> [CHALLENGE]
In the listing below, find every line containing "insolvencias" and copy it out.

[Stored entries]
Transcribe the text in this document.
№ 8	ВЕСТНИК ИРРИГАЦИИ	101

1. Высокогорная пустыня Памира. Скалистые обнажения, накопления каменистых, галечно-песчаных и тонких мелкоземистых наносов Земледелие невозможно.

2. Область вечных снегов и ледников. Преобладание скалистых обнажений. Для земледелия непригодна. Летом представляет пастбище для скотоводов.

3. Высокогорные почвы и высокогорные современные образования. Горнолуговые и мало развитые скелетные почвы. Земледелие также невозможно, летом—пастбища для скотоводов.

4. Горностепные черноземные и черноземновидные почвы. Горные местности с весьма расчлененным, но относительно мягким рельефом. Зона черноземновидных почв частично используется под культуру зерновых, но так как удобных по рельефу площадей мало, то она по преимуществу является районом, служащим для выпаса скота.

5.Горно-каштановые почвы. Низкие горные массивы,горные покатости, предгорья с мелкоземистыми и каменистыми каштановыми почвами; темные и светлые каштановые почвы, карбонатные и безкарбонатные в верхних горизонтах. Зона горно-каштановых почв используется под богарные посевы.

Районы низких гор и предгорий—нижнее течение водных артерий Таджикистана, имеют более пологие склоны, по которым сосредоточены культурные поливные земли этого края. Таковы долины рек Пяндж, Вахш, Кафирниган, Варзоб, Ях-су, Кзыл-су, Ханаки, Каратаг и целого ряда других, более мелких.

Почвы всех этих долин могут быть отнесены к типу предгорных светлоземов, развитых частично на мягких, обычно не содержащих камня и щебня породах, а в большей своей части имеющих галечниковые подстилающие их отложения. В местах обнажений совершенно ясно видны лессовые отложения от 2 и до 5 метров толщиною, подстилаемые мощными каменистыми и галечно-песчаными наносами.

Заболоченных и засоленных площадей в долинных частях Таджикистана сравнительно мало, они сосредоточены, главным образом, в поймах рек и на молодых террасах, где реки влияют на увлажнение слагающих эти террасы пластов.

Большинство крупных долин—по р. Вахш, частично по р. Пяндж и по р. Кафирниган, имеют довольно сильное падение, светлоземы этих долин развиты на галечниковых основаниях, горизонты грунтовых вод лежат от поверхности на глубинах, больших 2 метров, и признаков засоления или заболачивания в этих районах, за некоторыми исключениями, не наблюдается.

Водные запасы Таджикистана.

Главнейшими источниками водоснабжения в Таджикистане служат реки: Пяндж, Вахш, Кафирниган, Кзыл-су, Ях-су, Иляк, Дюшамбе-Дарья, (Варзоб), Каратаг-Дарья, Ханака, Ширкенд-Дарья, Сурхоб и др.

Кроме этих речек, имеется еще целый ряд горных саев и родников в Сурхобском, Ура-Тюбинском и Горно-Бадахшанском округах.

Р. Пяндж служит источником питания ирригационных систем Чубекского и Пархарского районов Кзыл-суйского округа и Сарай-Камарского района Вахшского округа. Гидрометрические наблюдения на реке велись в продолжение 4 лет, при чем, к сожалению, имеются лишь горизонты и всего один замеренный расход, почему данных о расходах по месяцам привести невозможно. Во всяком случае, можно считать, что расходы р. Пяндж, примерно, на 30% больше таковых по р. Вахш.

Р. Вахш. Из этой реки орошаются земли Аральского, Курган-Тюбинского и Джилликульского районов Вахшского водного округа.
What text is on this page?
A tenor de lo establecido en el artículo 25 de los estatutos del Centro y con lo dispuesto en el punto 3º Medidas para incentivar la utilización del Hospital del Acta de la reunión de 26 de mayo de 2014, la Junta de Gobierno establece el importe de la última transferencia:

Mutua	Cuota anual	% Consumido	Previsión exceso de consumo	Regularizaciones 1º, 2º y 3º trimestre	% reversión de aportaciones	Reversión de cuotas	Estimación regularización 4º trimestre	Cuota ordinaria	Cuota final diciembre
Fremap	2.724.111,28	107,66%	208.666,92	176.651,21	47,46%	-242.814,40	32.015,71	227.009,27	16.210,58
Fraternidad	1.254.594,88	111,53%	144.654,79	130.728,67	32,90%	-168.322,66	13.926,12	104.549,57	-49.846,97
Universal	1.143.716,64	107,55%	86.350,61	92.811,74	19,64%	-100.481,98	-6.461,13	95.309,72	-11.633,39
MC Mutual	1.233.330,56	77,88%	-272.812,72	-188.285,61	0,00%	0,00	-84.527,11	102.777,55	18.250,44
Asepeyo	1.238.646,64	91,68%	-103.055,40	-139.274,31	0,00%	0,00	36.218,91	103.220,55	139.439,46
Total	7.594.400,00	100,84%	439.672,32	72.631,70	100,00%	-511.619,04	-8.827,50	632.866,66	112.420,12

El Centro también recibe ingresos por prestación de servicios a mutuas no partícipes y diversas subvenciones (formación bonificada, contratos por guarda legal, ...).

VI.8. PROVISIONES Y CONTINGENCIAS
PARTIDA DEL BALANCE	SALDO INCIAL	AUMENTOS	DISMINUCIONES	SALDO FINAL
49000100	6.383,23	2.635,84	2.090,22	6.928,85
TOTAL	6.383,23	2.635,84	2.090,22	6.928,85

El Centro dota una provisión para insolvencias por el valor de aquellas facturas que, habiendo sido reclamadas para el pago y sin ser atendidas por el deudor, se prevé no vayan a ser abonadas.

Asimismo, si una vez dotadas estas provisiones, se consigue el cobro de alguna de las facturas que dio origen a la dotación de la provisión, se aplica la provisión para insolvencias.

> [IN RESPONSE]
El Centro dota una provisión para insolvencias por el valor de aquellas facturas que, habiendo sido reclamadas para el pago y sin ser atendidas por el deudor, se prevé no vayan a ser abonadas.
Asimismo, si una vez dotadas estas provisiones, se consigue el cobro de alguna de las facturas que dio origen a la dotación de la provisión, se aplica la provisión para insolvencias.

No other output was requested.